* **TASK OBJECTIVE**
Single out the lines of the material that contain "right" and copy them.

* **DATA PROVIDED**
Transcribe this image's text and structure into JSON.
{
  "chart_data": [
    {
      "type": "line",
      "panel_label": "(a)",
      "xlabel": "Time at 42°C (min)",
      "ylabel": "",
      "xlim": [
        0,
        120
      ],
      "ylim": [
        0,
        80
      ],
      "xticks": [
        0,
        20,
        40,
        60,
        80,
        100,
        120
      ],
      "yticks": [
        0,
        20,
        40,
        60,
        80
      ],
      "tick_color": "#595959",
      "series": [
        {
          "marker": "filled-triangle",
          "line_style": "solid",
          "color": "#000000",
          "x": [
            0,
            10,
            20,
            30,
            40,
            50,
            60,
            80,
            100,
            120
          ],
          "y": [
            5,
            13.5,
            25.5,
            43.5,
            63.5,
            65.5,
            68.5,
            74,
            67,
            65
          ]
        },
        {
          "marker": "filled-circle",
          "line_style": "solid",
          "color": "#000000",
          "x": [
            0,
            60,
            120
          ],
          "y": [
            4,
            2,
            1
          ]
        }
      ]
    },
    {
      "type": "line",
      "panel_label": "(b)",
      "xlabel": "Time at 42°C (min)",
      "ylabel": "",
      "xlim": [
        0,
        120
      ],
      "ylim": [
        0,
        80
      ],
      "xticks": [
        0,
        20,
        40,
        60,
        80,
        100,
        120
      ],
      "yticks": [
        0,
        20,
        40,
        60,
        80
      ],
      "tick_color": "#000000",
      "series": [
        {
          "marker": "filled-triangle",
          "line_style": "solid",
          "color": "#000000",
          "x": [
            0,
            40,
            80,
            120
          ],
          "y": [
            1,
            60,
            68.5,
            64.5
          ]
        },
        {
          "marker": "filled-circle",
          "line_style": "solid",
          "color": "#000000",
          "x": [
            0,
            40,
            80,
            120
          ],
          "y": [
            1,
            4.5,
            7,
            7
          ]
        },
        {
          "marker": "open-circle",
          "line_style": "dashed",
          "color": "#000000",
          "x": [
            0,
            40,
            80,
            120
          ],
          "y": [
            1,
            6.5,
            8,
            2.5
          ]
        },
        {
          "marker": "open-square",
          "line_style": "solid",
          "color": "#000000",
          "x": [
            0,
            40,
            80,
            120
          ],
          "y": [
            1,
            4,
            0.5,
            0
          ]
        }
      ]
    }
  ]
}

* * *

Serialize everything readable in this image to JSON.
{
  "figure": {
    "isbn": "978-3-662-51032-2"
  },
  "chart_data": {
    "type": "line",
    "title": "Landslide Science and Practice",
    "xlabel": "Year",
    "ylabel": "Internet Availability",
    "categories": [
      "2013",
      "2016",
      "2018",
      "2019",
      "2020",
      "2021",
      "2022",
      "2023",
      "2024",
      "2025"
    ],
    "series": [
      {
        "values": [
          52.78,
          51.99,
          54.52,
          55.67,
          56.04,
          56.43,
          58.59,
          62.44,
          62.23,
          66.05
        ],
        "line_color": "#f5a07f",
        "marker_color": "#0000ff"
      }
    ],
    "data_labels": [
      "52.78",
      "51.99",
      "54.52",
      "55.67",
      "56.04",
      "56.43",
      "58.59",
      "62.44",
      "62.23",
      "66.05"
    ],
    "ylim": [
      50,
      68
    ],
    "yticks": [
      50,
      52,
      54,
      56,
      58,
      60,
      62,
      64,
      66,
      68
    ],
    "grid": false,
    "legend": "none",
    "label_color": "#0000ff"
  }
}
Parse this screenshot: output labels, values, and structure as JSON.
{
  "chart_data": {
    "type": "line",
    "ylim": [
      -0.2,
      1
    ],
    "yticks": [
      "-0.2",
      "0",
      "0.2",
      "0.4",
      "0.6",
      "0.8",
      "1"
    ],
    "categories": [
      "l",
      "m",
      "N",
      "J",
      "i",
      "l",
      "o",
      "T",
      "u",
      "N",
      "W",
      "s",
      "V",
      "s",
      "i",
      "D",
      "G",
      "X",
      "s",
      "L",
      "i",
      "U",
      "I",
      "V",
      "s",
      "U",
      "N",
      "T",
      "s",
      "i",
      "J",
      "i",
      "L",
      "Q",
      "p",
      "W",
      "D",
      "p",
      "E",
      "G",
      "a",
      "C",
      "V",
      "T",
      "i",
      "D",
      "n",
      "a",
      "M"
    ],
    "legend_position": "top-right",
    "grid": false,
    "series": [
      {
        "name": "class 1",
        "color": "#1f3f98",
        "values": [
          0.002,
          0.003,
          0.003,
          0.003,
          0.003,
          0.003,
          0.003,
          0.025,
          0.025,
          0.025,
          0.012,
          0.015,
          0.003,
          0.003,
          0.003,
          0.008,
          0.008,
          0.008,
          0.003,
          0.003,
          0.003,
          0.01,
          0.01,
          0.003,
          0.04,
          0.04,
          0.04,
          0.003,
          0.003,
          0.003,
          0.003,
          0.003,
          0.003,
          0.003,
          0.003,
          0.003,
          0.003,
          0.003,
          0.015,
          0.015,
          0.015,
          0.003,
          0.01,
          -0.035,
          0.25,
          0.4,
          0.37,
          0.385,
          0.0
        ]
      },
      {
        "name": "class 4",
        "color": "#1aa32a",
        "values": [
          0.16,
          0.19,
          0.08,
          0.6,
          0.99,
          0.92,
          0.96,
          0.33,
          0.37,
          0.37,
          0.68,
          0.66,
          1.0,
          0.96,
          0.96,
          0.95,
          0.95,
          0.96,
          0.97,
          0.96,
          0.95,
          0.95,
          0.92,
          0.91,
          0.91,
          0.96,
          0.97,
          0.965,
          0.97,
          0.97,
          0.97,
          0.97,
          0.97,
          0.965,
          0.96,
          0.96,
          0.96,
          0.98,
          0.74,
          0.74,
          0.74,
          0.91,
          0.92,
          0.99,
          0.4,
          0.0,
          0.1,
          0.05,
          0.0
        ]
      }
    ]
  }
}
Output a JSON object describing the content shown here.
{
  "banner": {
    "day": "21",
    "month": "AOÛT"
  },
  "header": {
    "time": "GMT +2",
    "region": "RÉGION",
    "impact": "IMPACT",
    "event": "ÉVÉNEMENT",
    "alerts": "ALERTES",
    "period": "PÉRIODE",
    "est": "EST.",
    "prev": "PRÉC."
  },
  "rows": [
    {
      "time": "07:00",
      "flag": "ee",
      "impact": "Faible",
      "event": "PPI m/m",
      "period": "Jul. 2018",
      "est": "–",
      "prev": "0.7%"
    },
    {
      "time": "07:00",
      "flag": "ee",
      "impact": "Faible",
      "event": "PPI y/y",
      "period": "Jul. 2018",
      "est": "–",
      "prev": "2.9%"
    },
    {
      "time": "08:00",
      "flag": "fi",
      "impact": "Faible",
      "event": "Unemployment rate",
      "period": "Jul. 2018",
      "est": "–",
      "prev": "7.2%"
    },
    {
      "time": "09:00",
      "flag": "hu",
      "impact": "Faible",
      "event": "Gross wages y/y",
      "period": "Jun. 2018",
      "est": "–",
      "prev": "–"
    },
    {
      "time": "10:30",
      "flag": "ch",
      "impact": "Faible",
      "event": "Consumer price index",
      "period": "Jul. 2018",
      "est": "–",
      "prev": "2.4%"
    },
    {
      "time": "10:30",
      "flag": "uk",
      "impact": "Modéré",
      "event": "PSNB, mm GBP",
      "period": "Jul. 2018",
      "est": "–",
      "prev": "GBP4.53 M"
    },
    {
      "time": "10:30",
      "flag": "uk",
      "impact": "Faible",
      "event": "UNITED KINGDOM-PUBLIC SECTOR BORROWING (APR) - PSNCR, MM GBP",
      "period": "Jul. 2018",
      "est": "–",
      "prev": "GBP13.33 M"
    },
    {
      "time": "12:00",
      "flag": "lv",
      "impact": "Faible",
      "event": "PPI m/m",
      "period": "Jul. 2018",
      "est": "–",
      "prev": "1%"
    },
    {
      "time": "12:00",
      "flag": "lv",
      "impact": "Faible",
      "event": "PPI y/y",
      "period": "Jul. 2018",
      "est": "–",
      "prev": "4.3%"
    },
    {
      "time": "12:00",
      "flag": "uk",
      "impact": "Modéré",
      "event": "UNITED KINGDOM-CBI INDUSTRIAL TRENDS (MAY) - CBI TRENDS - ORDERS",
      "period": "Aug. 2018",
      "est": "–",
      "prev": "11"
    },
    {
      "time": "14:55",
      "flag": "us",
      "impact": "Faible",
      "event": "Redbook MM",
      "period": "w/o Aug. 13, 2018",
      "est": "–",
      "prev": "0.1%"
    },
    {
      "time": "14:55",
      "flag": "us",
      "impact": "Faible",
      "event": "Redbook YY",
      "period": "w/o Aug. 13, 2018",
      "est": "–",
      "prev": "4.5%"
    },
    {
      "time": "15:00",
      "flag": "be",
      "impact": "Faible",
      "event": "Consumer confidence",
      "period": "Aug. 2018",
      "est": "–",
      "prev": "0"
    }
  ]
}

---

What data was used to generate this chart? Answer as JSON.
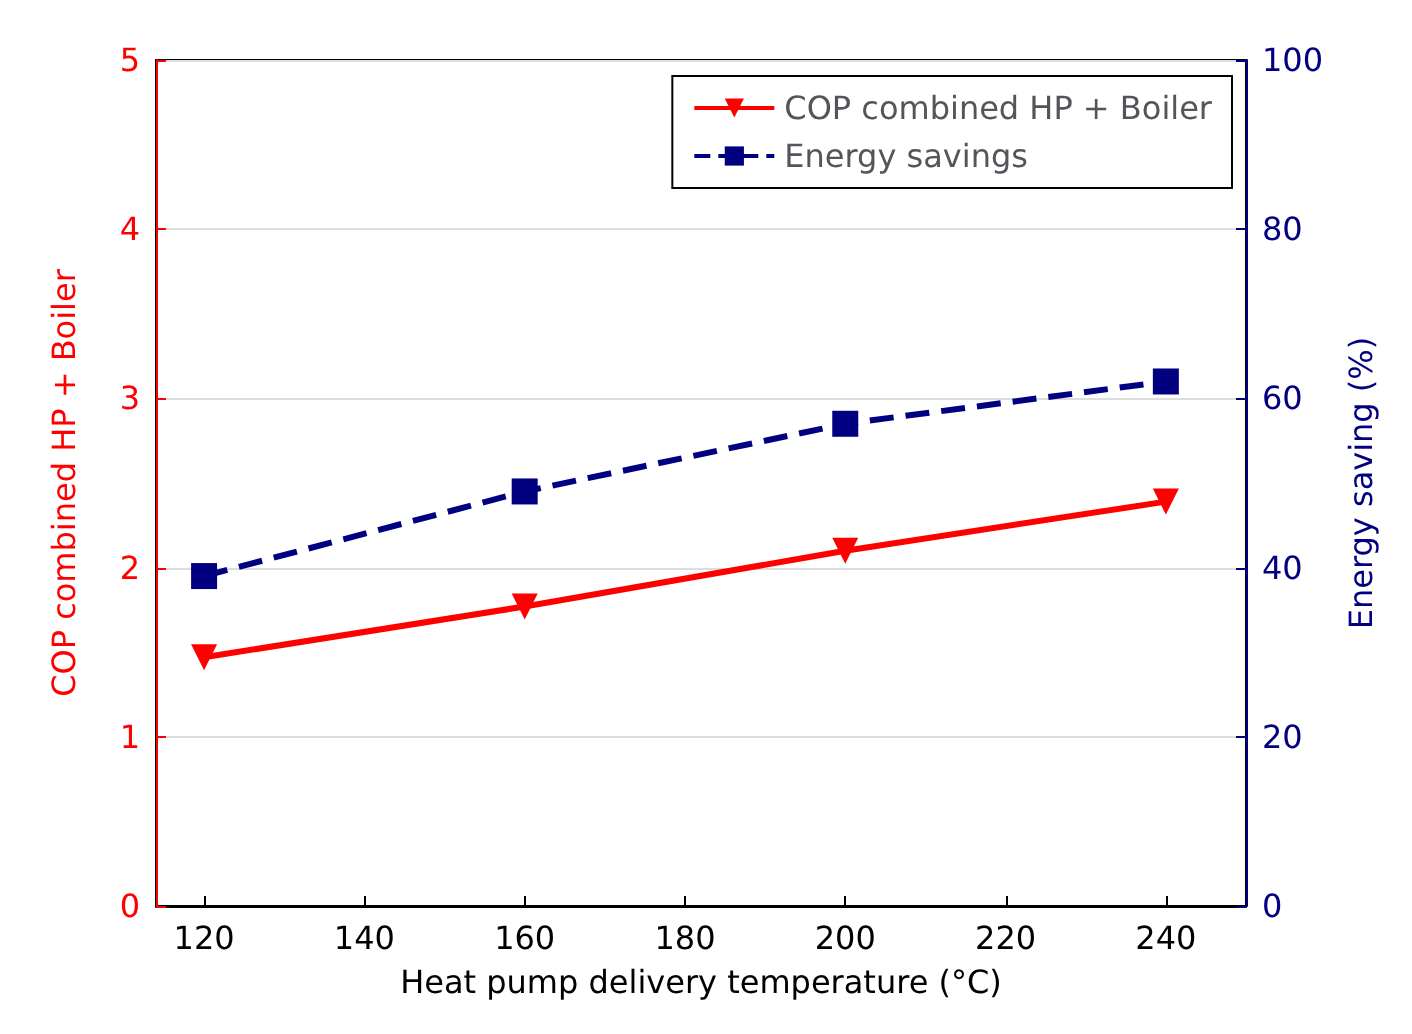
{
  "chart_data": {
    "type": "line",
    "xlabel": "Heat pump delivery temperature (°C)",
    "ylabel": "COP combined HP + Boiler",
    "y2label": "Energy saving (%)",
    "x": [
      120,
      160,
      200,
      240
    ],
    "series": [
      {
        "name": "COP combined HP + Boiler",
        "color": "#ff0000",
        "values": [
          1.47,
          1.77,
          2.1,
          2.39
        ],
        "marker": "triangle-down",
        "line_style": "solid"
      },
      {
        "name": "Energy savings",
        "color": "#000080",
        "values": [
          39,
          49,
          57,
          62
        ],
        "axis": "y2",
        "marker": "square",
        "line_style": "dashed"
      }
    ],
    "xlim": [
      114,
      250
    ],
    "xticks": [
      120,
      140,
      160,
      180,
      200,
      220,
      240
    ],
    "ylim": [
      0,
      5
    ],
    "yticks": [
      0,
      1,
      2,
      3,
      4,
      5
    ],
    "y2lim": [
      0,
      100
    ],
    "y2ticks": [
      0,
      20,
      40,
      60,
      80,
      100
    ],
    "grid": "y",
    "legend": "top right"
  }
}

* **REPLY TO THE TASK**
    "legend_position": "top-right",
    "legend": "top right"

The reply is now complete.